Data entries:
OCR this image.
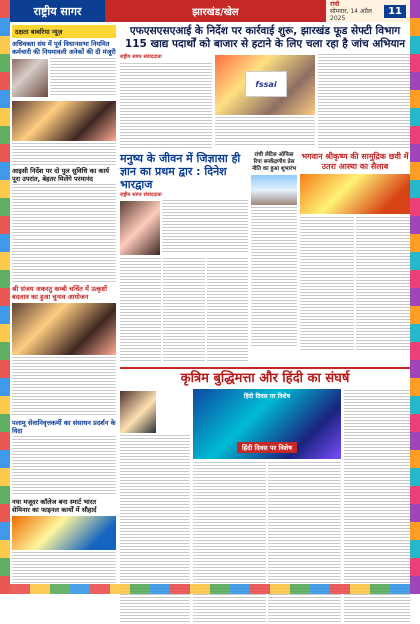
राष्ट्रीय सागर	झारखंड/खेल
रांची
सोमवार, 14 अप्रैल 2025
11
दक्षता बाबरिया न्यूज़
अधिवक्ता संघ में पूर्व विधानसभा नियमित कर्मचारी की नियमावली अनेकों की दी मंजूरी
आइसी निर्देश पर दो पुल सुविधि का कार्य पूरा उपरांत, बेहतर मिलेंगे परमानंद
श्री संजय अकरतु कम्बी चर्चित में उत्कृष्टों बदलाव का हुआ चुनाव आयोजन
पलामू सेवानिवृत्तकर्मी का संसाधन प्रदर्शन के विदा
नया मजूदर कॉलेज बना स्मार्ट भारत सेमिनार का फाइनल कार्यों में सौहार्द
एफएसएसएआई के निर्देश पर कार्रवाई शुरू, झारखंड फूड सेफ्टी विभाग 115 खाद्य पदार्थों को बाजार से हटाने के लिए चला रहा है जांच अभियान
राष्ट्रीय सागर संवाददाता
fssai
मनुष्य के जीवन में जिज्ञासा ही ज्ञान का प्रथम द्वार : दिनेश भारद्वाज
राष्ट्रीय सागर संवाददाता
रांची लेटिस ऑफिस रिपा बनकेंद्रणीय प्रेस नीति का हुआ शुभारंभ
भगवान श्रीकृष्ण की सामुद्रिक छवी में उतरा आस्था का सैलाब
कृत्रिम बुद्धिमत्ता और हिंदी का संघर्ष
हिंदी दिवस पर विशेष
हिंदी दिवस पर विशेष
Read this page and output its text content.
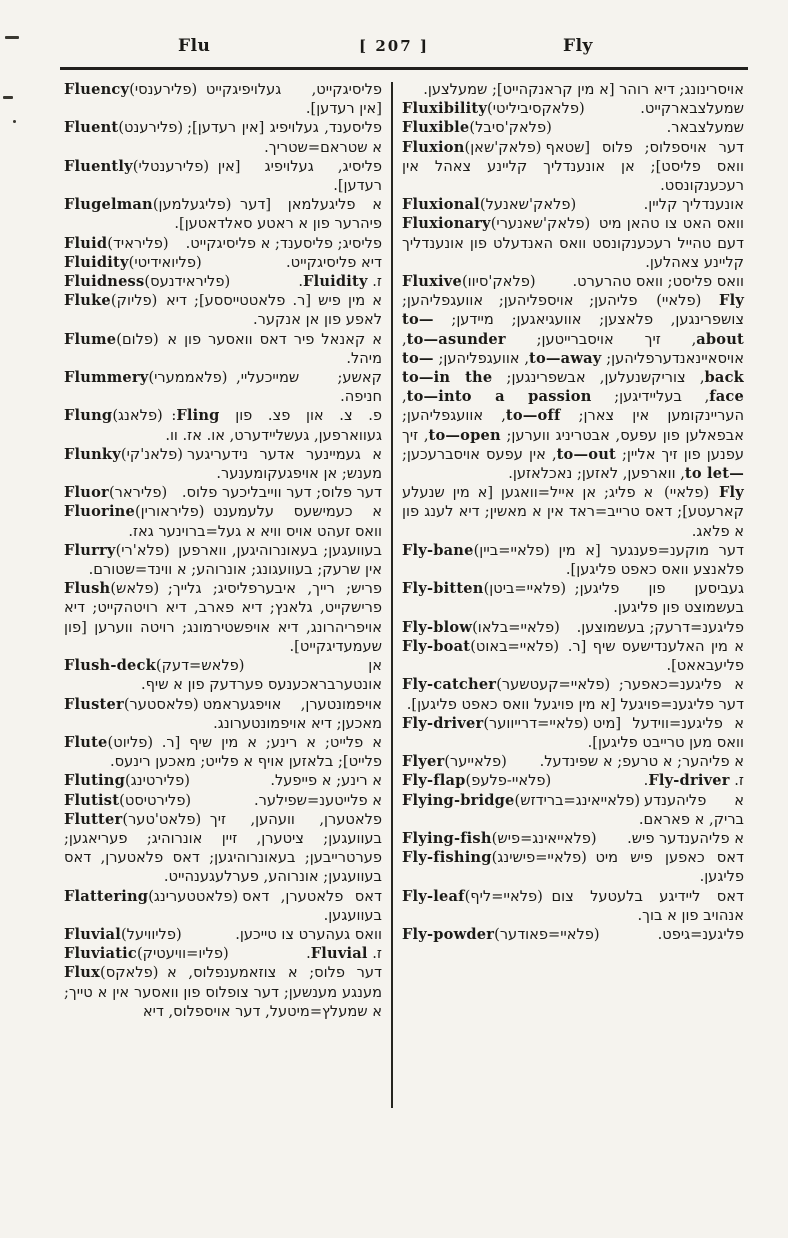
Flu	[ 207 ]	Fly
Fluency (פלירענסי) פליסיגקייט, געלויפיגקייט [אין רעדען].
Fluent(פלירענט) פליסענד, געלויפיג [אין רעדען]; א שטראם=שטריך.
Fluently (פלירענטלי) פליסיג, געלויפיג [אין רעדען].
Flugelman (פליגעלמען) א פליגעלמאן [דער פיהרער פון א ראטע סאלדאטען].
Fluid(פליראיד) פליסיג; פליסענד; א פליסיגקייט.
Fluidity (פליואידיטי)	דיא פליסיגקייט.
Fluidness (פליראידנעס)	ז. Fluidity.
Fluke (פליוק) א מין פיש [ר. פלאטטייססע]; דיא לאפע פון אן אנקער.
Flume (פלום) א קאנאל פיר דאס וואסער פון א מיהל.
Flummery (פלאממערי) קאשע; שמייכעליי, חניפה.
Flung (פלאנג)	פ. צ. און פצ. פון Fling: געווארפען, געשליידערט, או. אז. וו.
Flunky(פלאנ'קי) א געמיינער אדער נידעריגער מענש; אן אויפגעקומענער.
Fluor(פליראר) דער פלוס; דער ווייבליכער פלוס.
Fluorine (פליראורין) א כעמישעס עלעמענט וואס זעהט אויס וויא א געל=ברוינער גאז.
Flurry (פלא'רי) בעוועגען; בעאונרוהיגען, ווארפען אין שרעק; בעוועגונג; אונרוהע; א ווינד=שטורם.
Flush (פלאש) פריש; רייך, איבערפליסיג; גלייך; פרישקייט, גלאנץ; דיא פארב, דיא רויטהקייט; דיא אויפריהרונג, דיא אויפשטירמונג; רויטה ווערען [פון שעמעדיגקייט].
Flush-deck (פלאש=דעק)	אן אונטערבראכענעס פערדעק פון א שיף.
Fluster(פלאסטער) אויפמונטערן, אויפגעראמט מאכען; דיא אויפמונטערונג.
Flute (פליוט) א פלייט; א רינע; א מין שיף [ר. פלייט]; בלאזען אויף א פלייט; מאכען רינעס.
Fluting (פלירטינג)	א רינע; א פייפעל.
Flutist (פלירטיסט)	א פלייטענ=שפילער.
Flutter (פלאט'טער) פלאטערן, וועהען, זיך בעוועגען; ציטערן, זיין אונרוהיג; פעריאגען; פערטרייבען; בעאונרוהיגען; דאס פלאטערן, דאס בעוועגען; אונרוהע, פערלעגענהייט.
Flattering(פלאטטערינג) דאס פלאטערן, דאס בעוועגען.
Fluvial (פליוויעל)	וואס געהערט צו טייכען.
Fluviatic (פליו=וויעטיק)	ז. Fluvial.
Flux (פלאקס) דער פלוס; א צוזאמענפלוס, א מענגע מענשען; דער צופלוס פון וואסער אין א טייך; א שמעלץ=מיטעל, דער אויספלוס, דיא
אויסרינונג; דיא רוהר [א מין קראנקהייט]; שמעלצען.
Fluxibility (פלאקסיביליטי)	שמעלצבארקייט.
Fluxible (פלאק'סיבל)	שמעלצבאר.
Fluxion(פלאק'שאן) דער אויספלוס; פלוס [שטאף וואס פליסט]; אן אונענדליך קליינע צאהל אין רעכענקונסט.
Fluxional (פלאק'שאנעל)	אונענדליך קליין.
Fluxionary (פלאק'שאנערי) וואס האט צו טהאן מיט דעם טהייל רעכענקונסט וואס האנדעלט פון אונענדליך קליינע צאהלען.
Fluxive(פלאק'סיוו)	וואס פליסט; וואס טהרערט.
Fly (פלאיי) פליהען; אויספליהען; אוועגפליהען; צושפרינגען, פלאצען; אוועגיאגען; מיידען; to—about, זיך אויסברייטען; to—asunder, אויסאיינאנדערפליהען; to—away, אוועגפליהען; to—back, צוריקשנעלען, אבשפרינגען; to—in the face, בעליידיגען; to—into a passion, העריינקומען אין צארן; to—off, אוועגפליהען; אבפאלען פון עפעס, אבטריניג ווערען; to—open, זיך עפנען פון זיך אליין; to—out, אין עפעס אויסברעכען; to let—, ווארפען, לאזען; נאכלאזען.
Fly (פלאיי) א פליג; אן אייל=וואגען [א מין שנעלע קארעטע]; דאס טרייב=ראד אין א מאשין; דיא לענג פון א פלאג.
Fly-bane (פלאיי=ביין) דער מוקענ=פענגער [א מין פלאנצע וואס כאפט פליגען].
Fly-bitten (פלאיי=ביטן) געביסען פון פליגען; בעשמוצט פון פליגען.
Fly-blow (פלאיי=בלאו) פליגענ=דרעק; בעשמוצען.
Fly-boat (פלאיי=באוט) א מין האלענדישעס שיף [ר. פליעבאאט].
Fly-catcher (פלאיי=קעטשער) א פליגענ=כאפער; דער פליגענ=פויגעל [א מין פויגעל וואס כאפט פליגען].
Fly-driver(פלאיי=דרייווער) א פליגענ=ווידעל [מיט וואס מען טרייבט פליגען].
Flyer (פלאייער) א פליהער; א טרעפ; א שפינדעל.
Fly-flap (פלאיי-פלעפ)	ז. Fly-driver.
Flying-bridge(פלאייאינג=ברידזש) א פליהענדע בריק, א פאראם.
Flying-fish(פלאייאינג=פיש) א פליהענדער פיש.
Fly-fishing (פלאיי=פישינג) דאס כאפען פיש מיט פליגען.
Fly-leaf (פלאיי=ליף) דאס ליידיגע בלעטעל צום אנהויב פון א בוך.
Fly-powder (פלאיי=פאודער)	פליגענ=גיפט.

-- Given request --
Read through the entries and copy each line in which "בעוועגען" appears.

-- Exercise output --
Flurry (פלא'רי) בעוועגען; בעאונרוהיגען, ווארפען אין שרעק; בעוועגונג; אונרוהע; א ווינד=שטורם.
Flutter (פלאט'טער) פלאטערן, וועהען, זיך בעוועגען; ציטערן, זיין אונרוהיג; פעריאגען; פערטרייבען; בעאונרוהיגען; דאס פלאטערן, דאס בעוועגען; אונרוהע, פערלעגענהייט.
Flattering(פלאטטערינג) דאס פלאטערן, דאס בעוועגען.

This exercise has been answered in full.